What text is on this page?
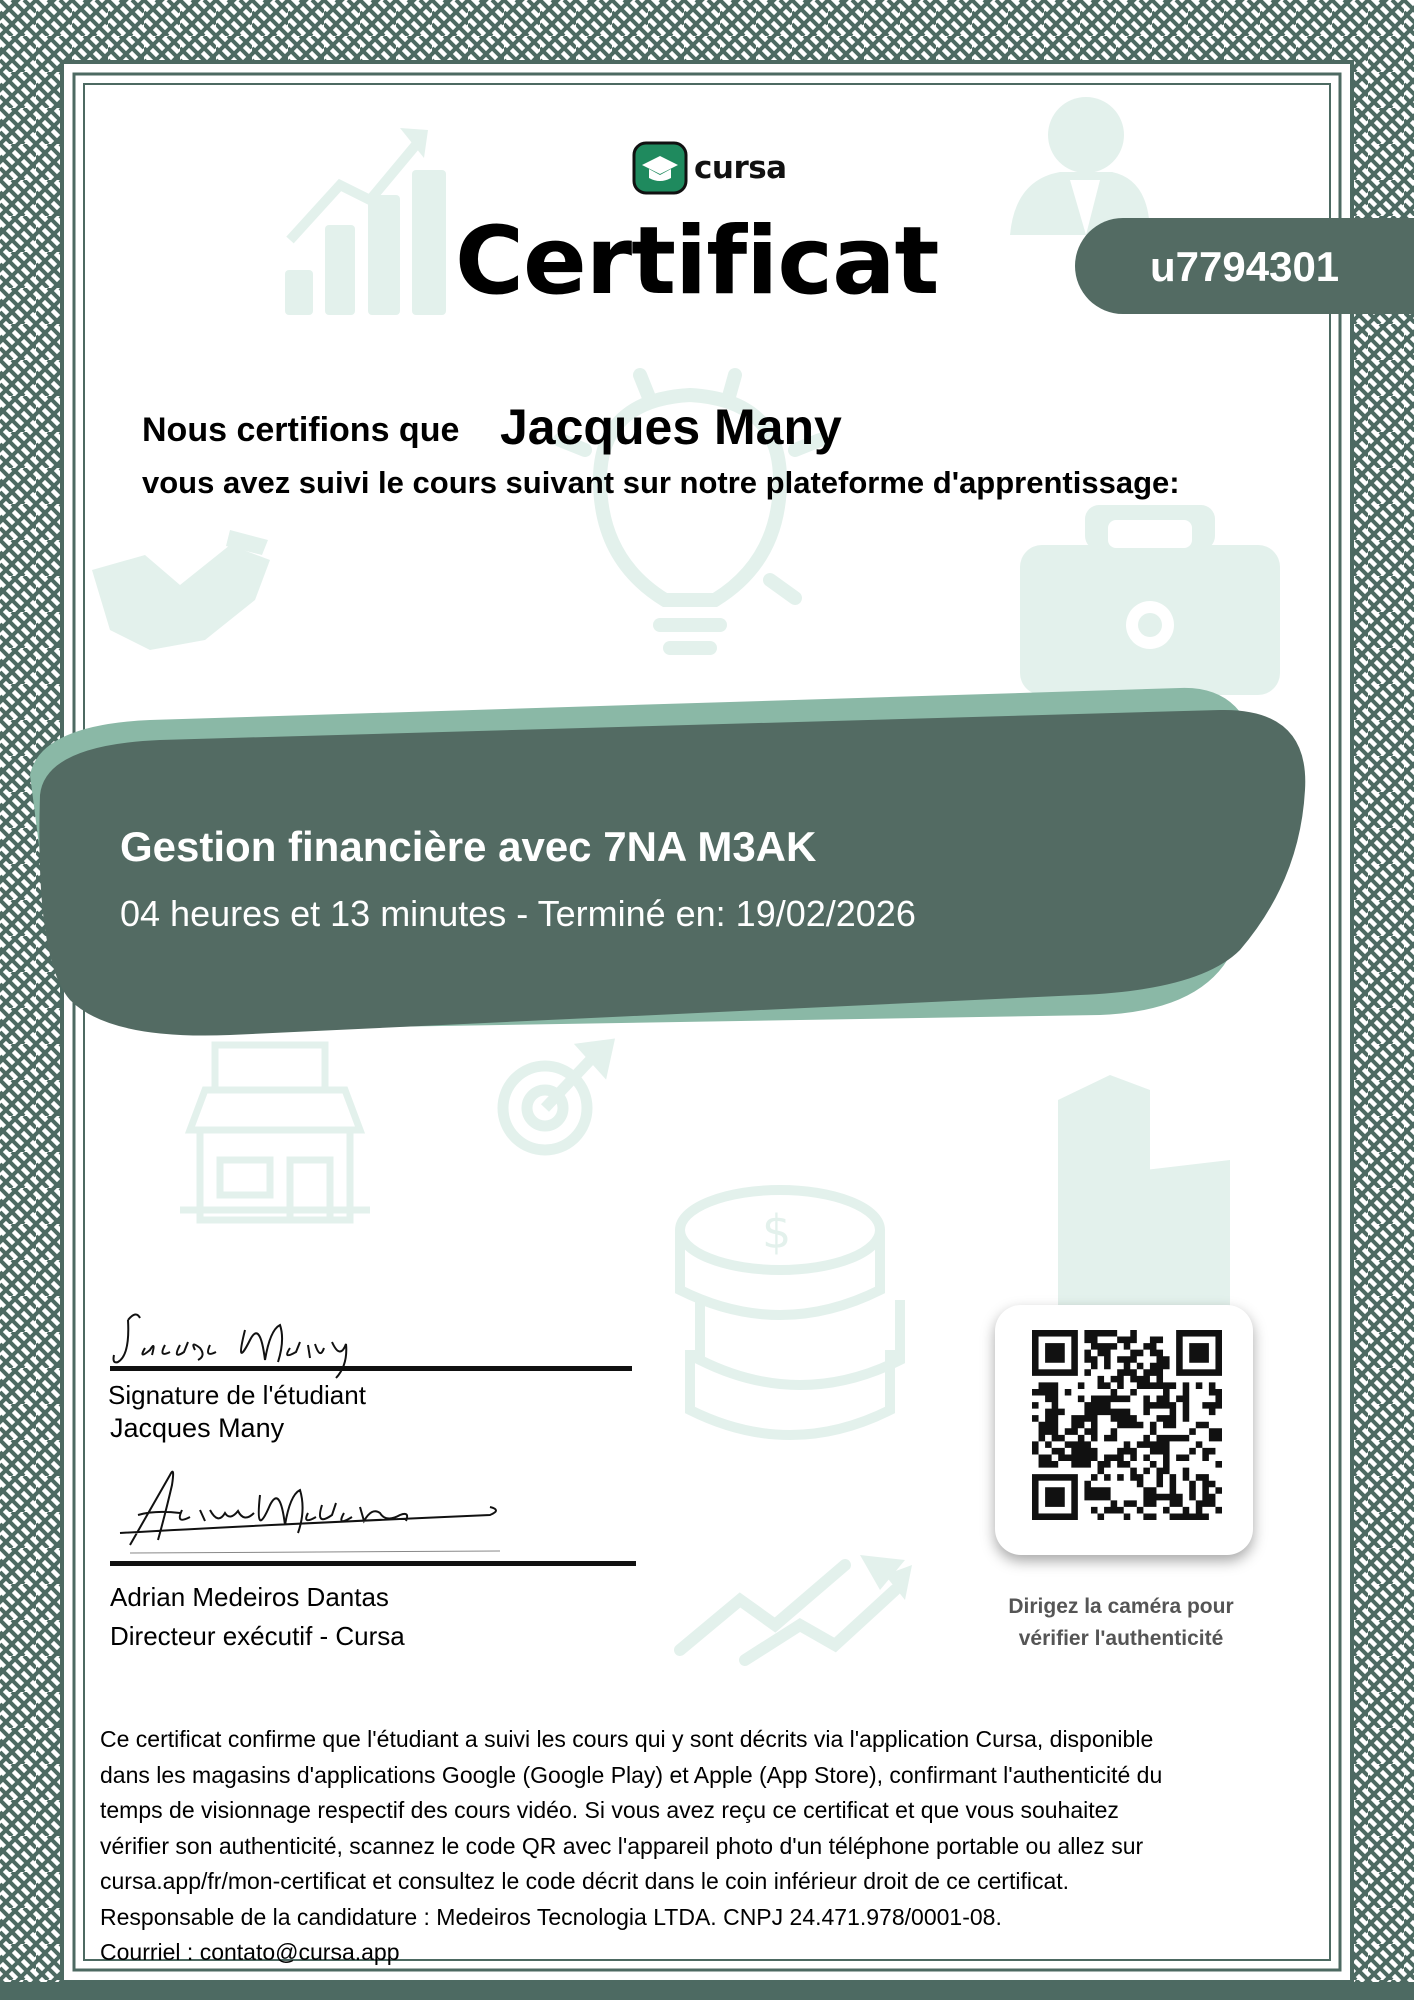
$
cursa
Certificat	u7794301
Nous certifions que Jacques Many
vous avez suivi le cours suivant sur notre plateforme d'apprentissage:
Gestion financière avec 7NA M3AK
04 heures et 13 minutes - Terminé en: 19/02/2026
Signature de l'étudiant
Jacques Many
Adrian Medeiros Dantas
Directeur exécutif - Cursa
Dirigez la caméra pour
vérifier l'authenticité
Ce certificat confirme que l'étudiant a suivi les cours qui y sont décrits via l'application Cursa, disponible
dans les magasins d'applications Google (Google Play) et Apple (App Store), confirmant l'authenticité du
temps de visionnage respectif des cours vidéo. Si vous avez reçu ce certificat et que vous souhaitez
vérifier son authenticité, scannez le code QR avec l'appareil photo d'un téléphone portable ou allez sur
cursa.app/fr/mon-certificat et consultez le code décrit dans le coin inférieur droit de ce certificat.
Responsable de la candidature : Medeiros Tecnologia LTDA. CNPJ 24.471.978/0001-08.
Courriel : contato@cursa.app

# # # # # # #

**Exercise objective**
All of the entries above should be copied exactly, except for the pictures.

**Answer below**
What text is on this page?
$
cursa
Certificat	u7794301
Nous certifions que Jacques Many
vous avez suivi le cours suivant sur notre plateforme d'apprentissage:
Gestion financière avec 7NA M3AK
04 heures et 13 minutes - Terminé en: 19/02/2026
Signature de l'étudiant
Jacques Many
Adrian Medeiros Dantas
Directeur exécutif - Cursa
Dirigez la caméra pour
vérifier l'authenticité
Ce certificat confirme que l'étudiant a suivi les cours qui y sont décrits via l'application Cursa, disponible
dans les magasins d'applications Google (Google Play) et Apple (App Store), confirmant l'authenticité du
temps de visionnage respectif des cours vidéo. Si vous avez reçu ce certificat et que vous souhaitez
vérifier son authenticité, scannez le code QR avec l'appareil photo d'un téléphone portable ou allez sur
cursa.app/fr/mon-certificat et consultez le code décrit dans le coin inférieur droit de ce certificat.
Responsable de la candidature : Medeiros Tecnologia LTDA. CNPJ 24.471.978/0001-08.
Courriel : contato@cursa.app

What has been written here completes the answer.